> **Written task**:
Filter the listing and keep only the lines with the word "nettoyer".

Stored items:
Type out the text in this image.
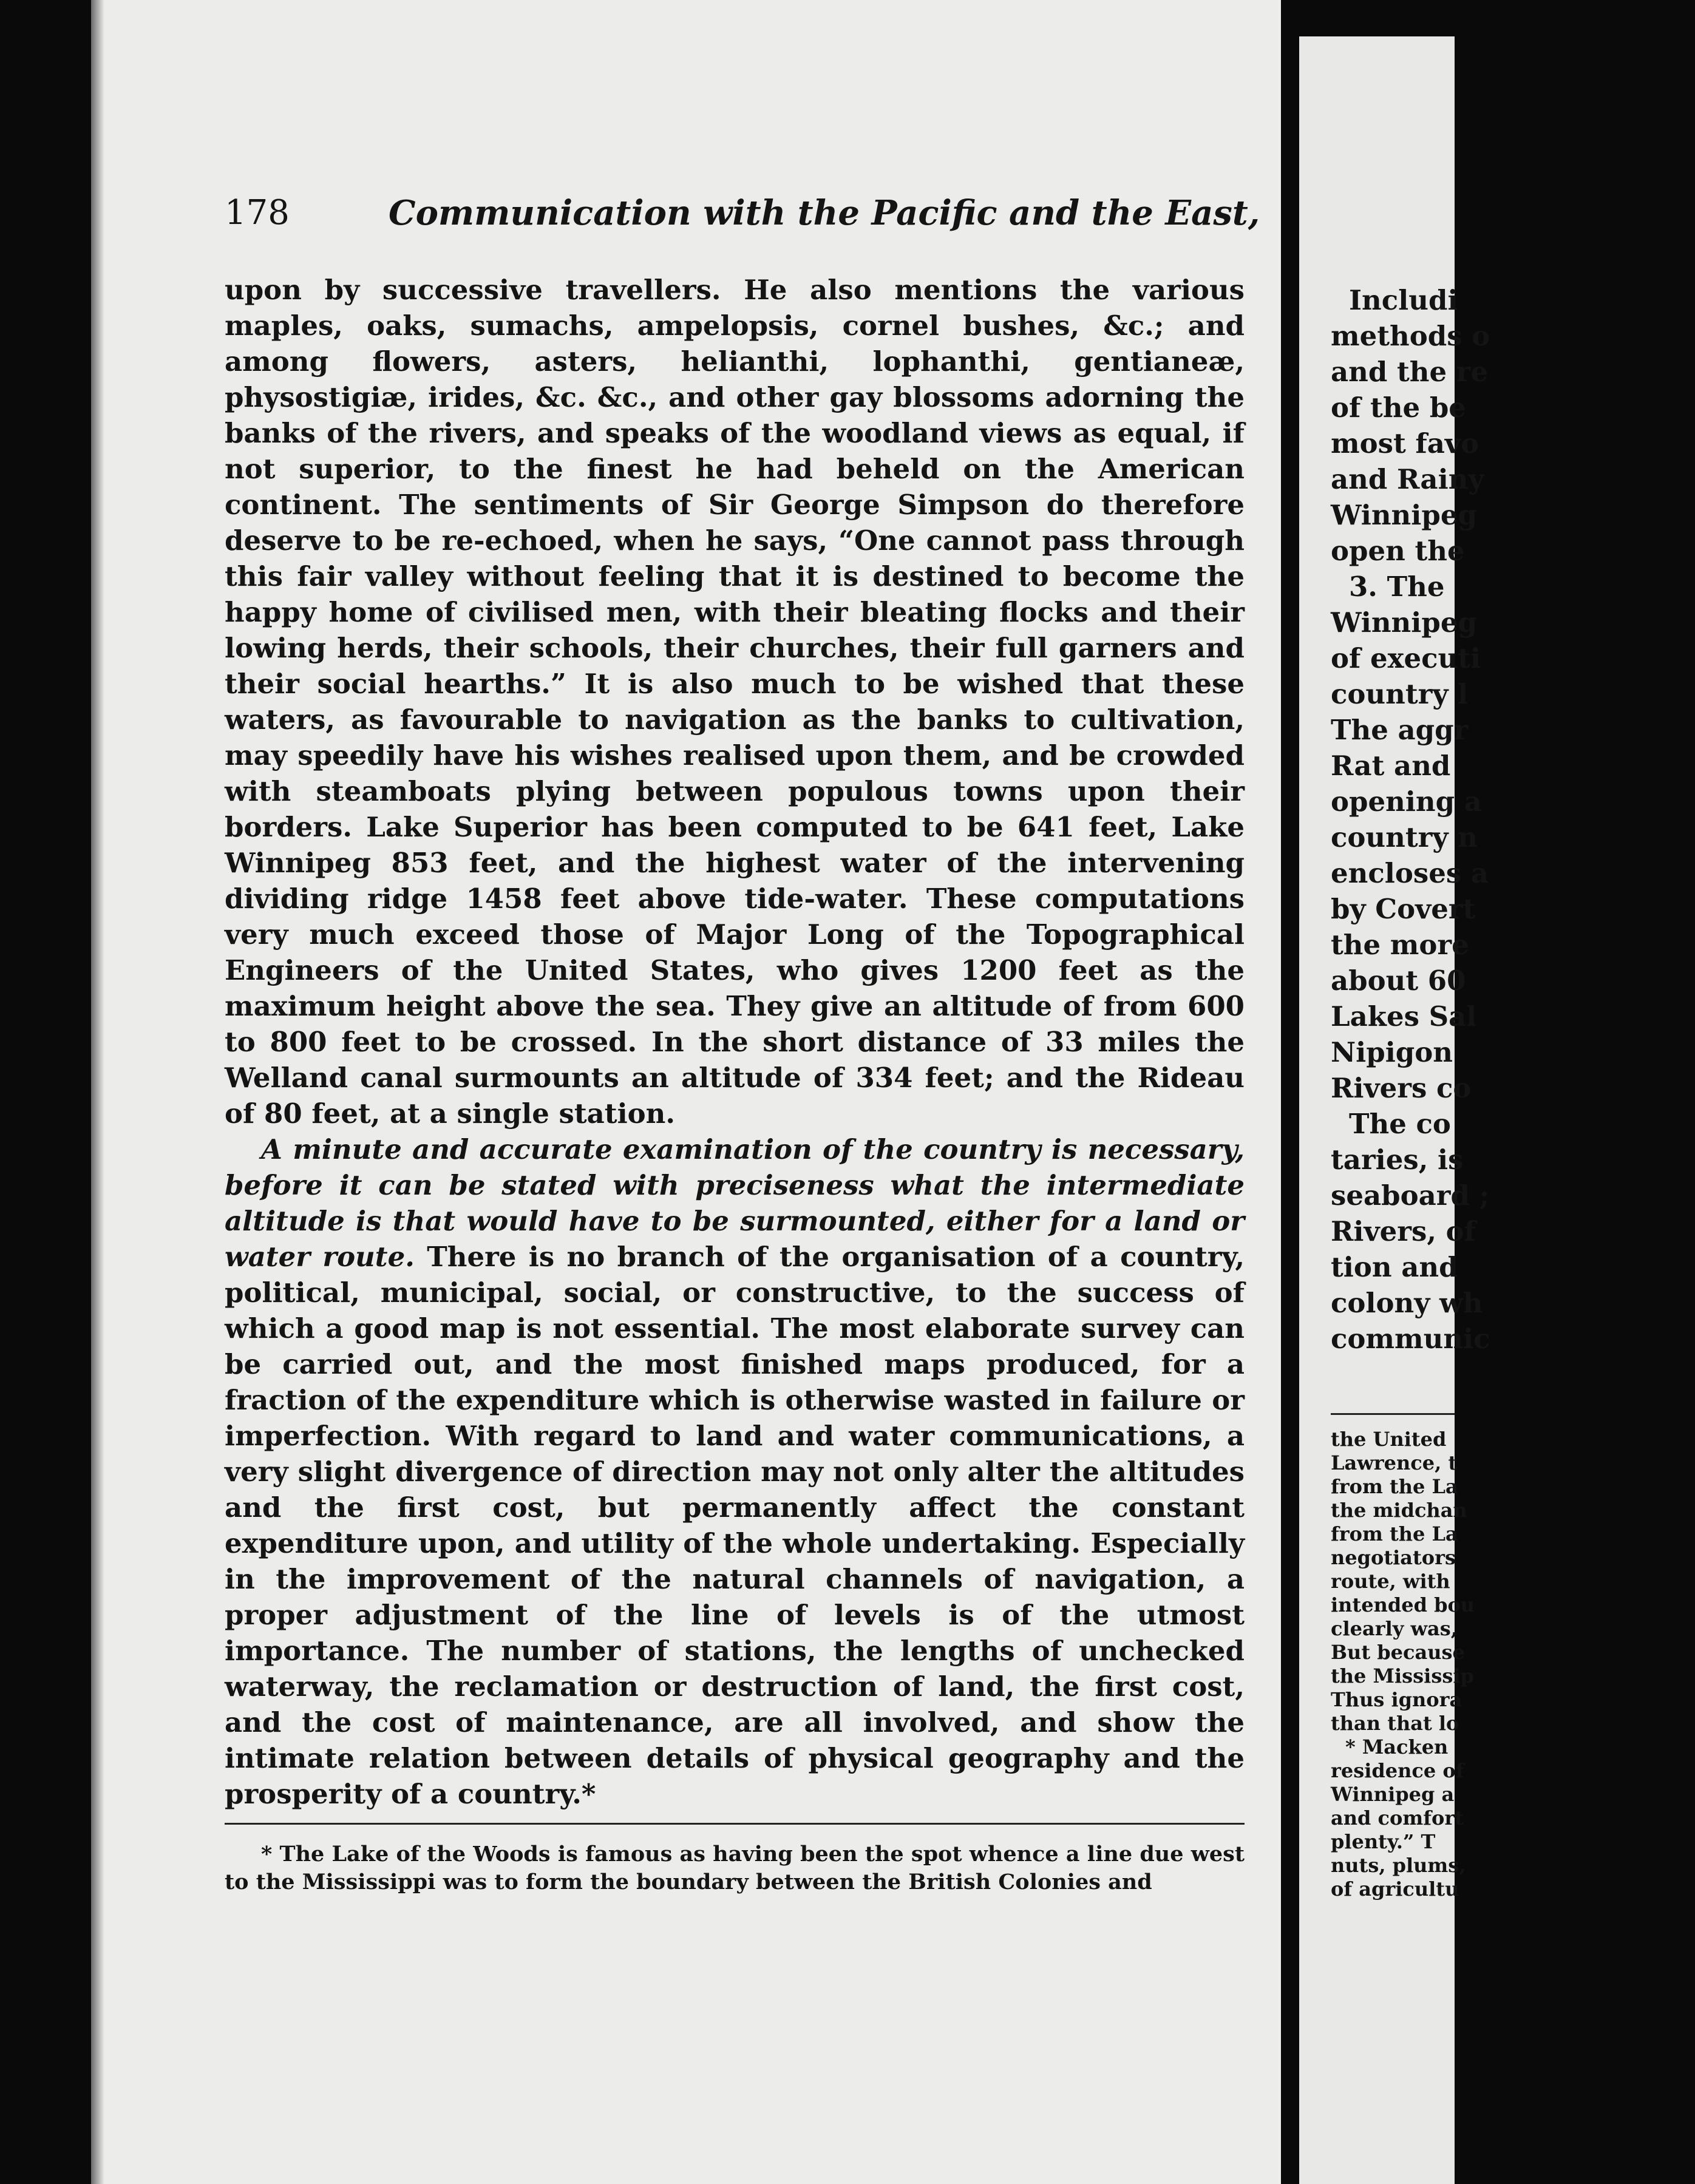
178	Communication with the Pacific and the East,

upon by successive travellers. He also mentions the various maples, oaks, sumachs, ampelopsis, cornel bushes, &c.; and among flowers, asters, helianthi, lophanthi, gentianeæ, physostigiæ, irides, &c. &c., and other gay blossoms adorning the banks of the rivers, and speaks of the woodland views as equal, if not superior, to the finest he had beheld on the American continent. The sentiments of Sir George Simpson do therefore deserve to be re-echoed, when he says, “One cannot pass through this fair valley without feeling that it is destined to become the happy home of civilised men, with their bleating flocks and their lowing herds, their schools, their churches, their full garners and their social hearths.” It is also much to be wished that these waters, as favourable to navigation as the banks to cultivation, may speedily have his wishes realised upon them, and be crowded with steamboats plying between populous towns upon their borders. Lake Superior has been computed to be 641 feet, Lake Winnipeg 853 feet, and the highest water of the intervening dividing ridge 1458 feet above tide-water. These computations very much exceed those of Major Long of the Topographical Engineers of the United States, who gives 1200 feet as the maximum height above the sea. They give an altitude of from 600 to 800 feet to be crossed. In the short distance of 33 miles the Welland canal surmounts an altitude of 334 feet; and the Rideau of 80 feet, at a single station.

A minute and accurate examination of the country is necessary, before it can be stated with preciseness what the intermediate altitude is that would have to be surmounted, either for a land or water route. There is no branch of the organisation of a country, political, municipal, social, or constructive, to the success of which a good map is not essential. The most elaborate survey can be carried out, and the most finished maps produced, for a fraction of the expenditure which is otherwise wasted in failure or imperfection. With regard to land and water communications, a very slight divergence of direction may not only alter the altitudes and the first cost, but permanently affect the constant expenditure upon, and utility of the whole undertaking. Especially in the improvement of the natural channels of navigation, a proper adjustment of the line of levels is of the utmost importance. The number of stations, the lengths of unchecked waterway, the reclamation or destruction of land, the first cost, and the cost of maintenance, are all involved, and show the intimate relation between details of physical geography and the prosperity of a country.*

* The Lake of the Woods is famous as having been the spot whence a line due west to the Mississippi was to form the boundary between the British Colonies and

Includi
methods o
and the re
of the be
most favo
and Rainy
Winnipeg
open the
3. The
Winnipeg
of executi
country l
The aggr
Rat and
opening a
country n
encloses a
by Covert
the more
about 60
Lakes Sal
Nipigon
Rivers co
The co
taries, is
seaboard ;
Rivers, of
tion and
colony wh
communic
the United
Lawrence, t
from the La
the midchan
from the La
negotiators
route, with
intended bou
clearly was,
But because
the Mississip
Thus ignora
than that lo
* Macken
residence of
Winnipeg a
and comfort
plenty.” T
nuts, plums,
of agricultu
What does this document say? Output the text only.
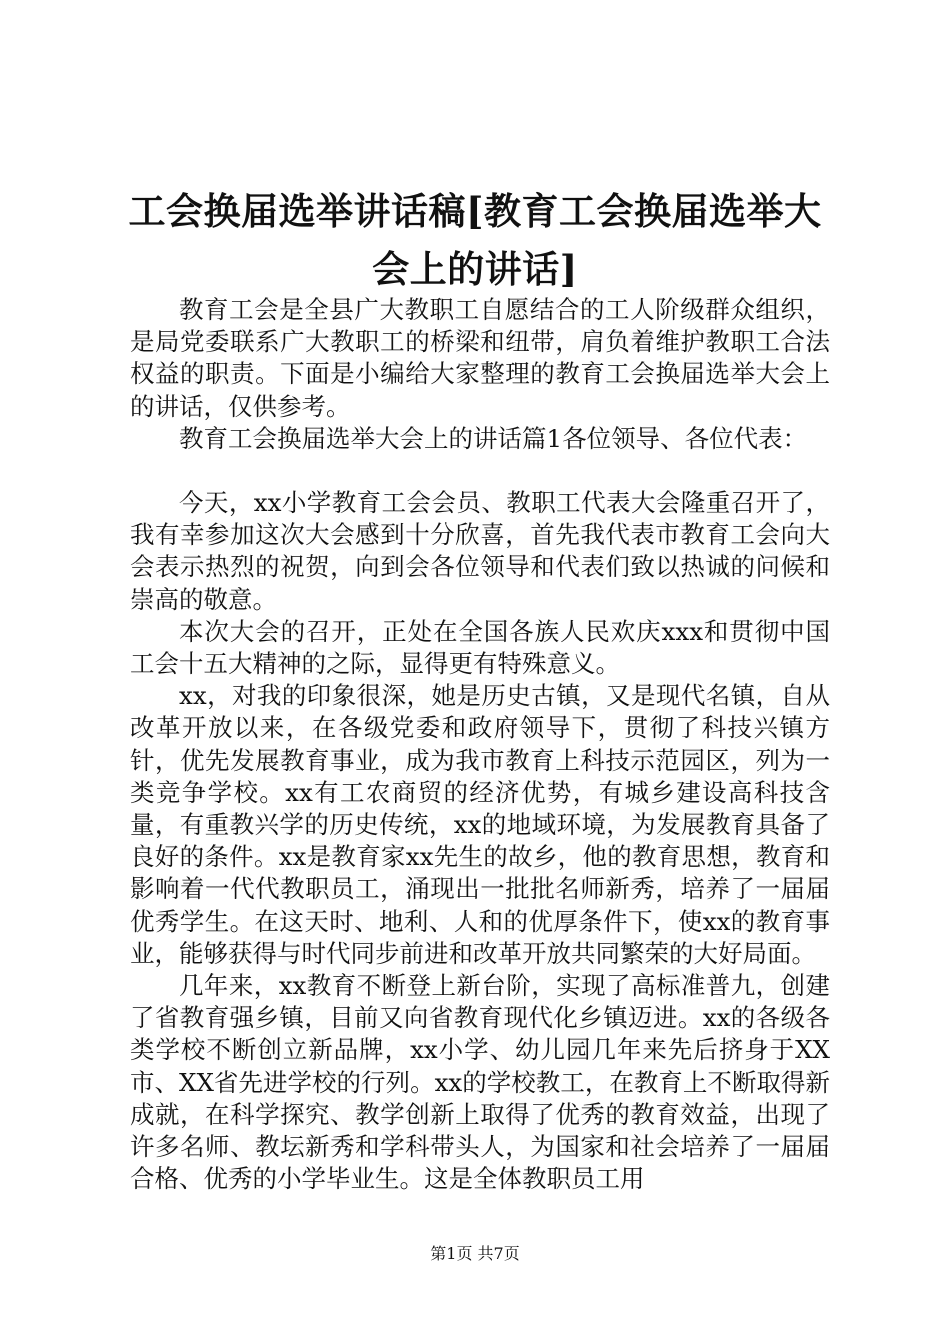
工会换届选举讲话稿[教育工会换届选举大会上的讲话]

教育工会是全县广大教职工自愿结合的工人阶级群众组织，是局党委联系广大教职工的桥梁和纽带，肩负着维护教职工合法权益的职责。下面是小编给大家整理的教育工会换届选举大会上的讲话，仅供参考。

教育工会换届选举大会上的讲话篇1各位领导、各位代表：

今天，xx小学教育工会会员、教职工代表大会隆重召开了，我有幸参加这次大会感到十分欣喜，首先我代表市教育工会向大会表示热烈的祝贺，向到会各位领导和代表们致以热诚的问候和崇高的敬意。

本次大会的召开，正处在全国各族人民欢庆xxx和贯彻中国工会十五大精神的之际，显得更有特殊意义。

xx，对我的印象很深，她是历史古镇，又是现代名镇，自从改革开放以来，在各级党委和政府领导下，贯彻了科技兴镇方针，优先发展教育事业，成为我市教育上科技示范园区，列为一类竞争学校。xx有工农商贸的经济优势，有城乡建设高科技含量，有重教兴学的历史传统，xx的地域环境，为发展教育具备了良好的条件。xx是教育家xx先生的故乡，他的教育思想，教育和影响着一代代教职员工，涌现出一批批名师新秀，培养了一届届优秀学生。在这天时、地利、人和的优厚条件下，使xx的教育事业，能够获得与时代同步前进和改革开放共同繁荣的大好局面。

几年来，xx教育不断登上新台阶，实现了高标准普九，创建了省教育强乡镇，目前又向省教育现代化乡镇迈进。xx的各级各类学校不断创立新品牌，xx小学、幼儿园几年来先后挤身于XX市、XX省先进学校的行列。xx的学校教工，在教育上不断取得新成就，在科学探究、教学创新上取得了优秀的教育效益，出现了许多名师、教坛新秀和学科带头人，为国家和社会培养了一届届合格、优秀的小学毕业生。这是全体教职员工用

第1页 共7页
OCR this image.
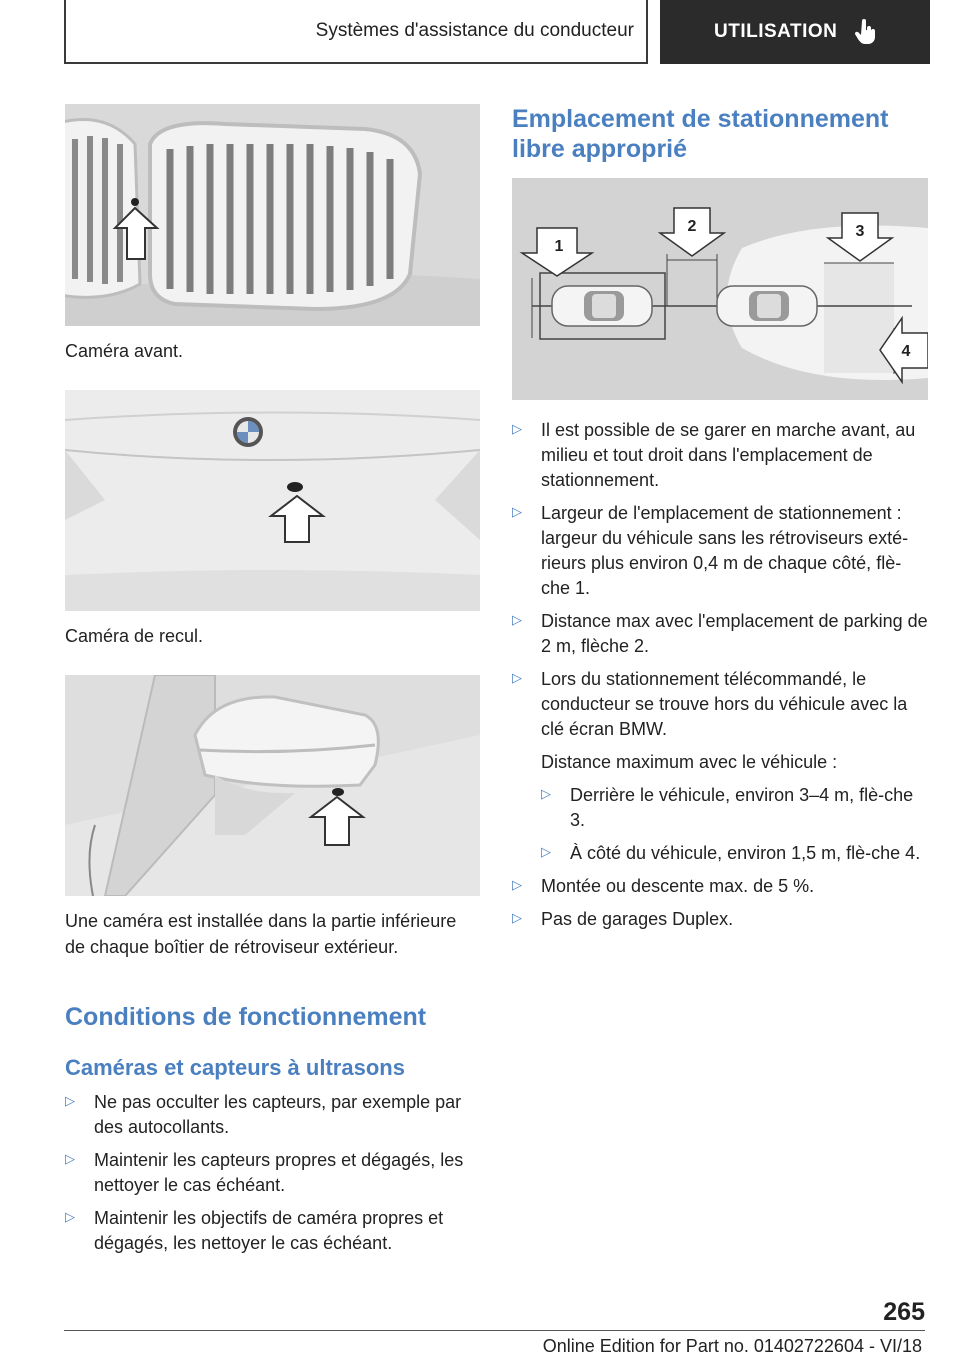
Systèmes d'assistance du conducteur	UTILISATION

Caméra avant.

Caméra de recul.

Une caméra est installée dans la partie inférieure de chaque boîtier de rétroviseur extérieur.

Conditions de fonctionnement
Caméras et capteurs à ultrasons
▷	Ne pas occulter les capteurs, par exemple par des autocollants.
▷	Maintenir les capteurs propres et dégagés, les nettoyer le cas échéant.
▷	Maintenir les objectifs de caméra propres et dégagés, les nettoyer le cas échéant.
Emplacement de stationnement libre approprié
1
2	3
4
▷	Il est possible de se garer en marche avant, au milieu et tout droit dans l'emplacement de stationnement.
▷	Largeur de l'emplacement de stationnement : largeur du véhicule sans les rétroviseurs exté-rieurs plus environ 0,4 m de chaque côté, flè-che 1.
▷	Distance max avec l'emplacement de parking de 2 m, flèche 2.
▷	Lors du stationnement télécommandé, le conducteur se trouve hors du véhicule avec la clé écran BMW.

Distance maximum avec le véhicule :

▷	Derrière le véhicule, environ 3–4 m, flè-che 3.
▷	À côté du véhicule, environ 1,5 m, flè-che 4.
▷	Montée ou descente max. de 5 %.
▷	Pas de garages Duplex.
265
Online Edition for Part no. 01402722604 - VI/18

> **Completed exercise**:
▷	Maintenir les capteurs propres et dégagés, les nettoyer le cas échéant.
▷	Maintenir les objectifs de caméra propres et dégagés, les nettoyer le cas échéant.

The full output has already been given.